* Problem to work on *
Retype each line of the material exactly, please, skipping any picture in it.

* Data for this exercise *

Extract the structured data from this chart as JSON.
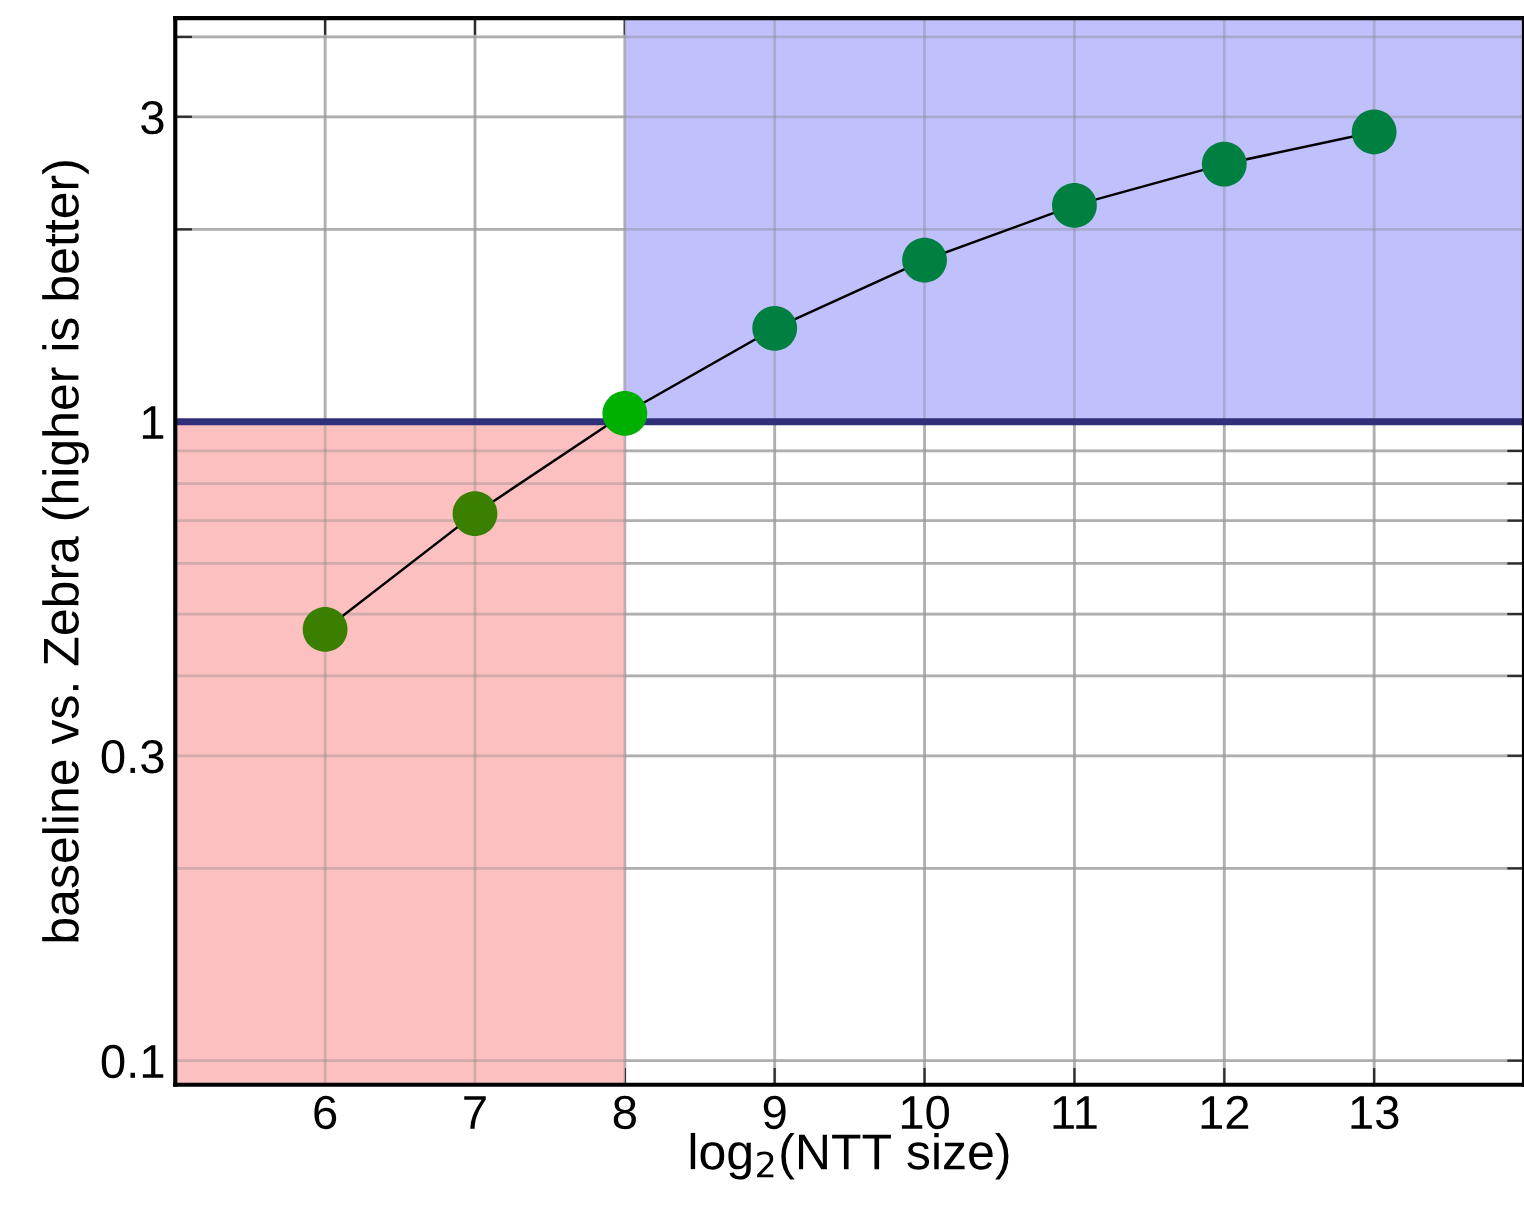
{
  "chart_data": {
    "type": "line",
    "xlabel": "log$_{2}$(NTT size)",
    "ylabel": "baseline vs. Zebra (higher is better)",
    "x": [
      6,
      7,
      8,
      9,
      10,
      11,
      12,
      13
    ],
    "series": [
      {
        "color": "#000000",
        "values": [
          0.473,
          0.718,
          1.03,
          1.4,
          1.79,
          2.18,
          2.53,
          2.84
        ],
        "colors": [
          "#3a7f00",
          "#3a7f00",
          "#00b000",
          "#008040",
          "#008040",
          "#008040",
          "#008040",
          "#008040"
        ]
      }
    ],
    "marker": "circle",
    "line_style": "solid",
    "log": "y",
    "xlim": [
      5,
      14
    ],
    "xticks": [
      6,
      7,
      8,
      9,
      10,
      11,
      12,
      13
    ],
    "ylim": [
      0.0917,
      4.28
    ],
    "yticks": [
      0.1,
      {
        "value": 0.2,
        "label": null
      },
      0.3,
      {
        "value": 0.4,
        "label": null
      },
      {
        "value": 0.5,
        "label": null
      },
      {
        "value": 0.6,
        "label": null
      },
      {
        "value": 0.7,
        "label": null
      },
      {
        "value": 0.8,
        "label": null
      },
      {
        "value": 0.9,
        "label": null
      },
      1,
      {
        "value": 2,
        "label": null
      },
      3,
      {
        "value": 4,
        "label": null
      }
    ],
    "grid": true,
    "ref_lines": [
      {
        "axis": "y",
        "value": 1,
        "color": "#30307a"
      }
    ],
    "bands": [
      {
        "axis": "x",
        "from": 5,
        "to": 8,
        "color": "#fcc0c0"
      },
      {
        "axis": "x",
        "from": 8,
        "to": 14,
        "color": "#c0c0fc"
      }
    ]
  }
}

* Response to this task *
Extract the structured data from this chart as JSON.
{
  "chart_data": {
    "type": "line",
    "xlabel": "log$_{2}$(NTT size)",
    "ylabel": "baseline vs. Zebra (higher is better)",
    "x": [
      6,
      7,
      8,
      9,
      10,
      11,
      12,
      13
    ],
    "series": [
      {
        "color": "#000000",
        "values": [
          0.473,
          0.718,
          1.03,
          1.4,
          1.79,
          2.18,
          2.53,
          2.84
        ],
        "colors": [
          "#3a7f00",
          "#3a7f00",
          "#00b000",
          "#008040",
          "#008040",
          "#008040",
          "#008040",
          "#008040"
        ]
      }
    ],
    "marker": "circle",
    "line_style": "solid",
    "log": "y",
    "xlim": [
      5,
      14
    ],
    "xticks": [
      6,
      7,
      8,
      9,
      10,
      11,
      12,
      13
    ],
    "ylim": [
      0.0917,
      4.28
    ],
    "yticks": [
      0.1,
      {
        "value": 0.2,
        "label": null
      },
      0.3,
      {
        "value": 0.4,
        "label": null
      },
      {
        "value": 0.5,
        "label": null
      },
      {
        "value": 0.6,
        "label": null
      },
      {
        "value": 0.7,
        "label": null
      },
      {
        "value": 0.8,
        "label": null
      },
      {
        "value": 0.9,
        "label": null
      },
      1,
      {
        "value": 2,
        "label": null
      },
      3,
      {
        "value": 4,
        "label": null
      }
    ],
    "grid": true,
    "ref_lines": [
      {
        "axis": "y",
        "value": 1,
        "color": "#30307a"
      }
    ],
    "bands": [
      {
        "axis": "x",
        "from": 5,
        "to": 8,
        "color": "#fcc0c0"
      },
      {
        "axis": "x",
        "from": 8,
        "to": 14,
        "color": "#c0c0fc"
      }
    ]
  }
}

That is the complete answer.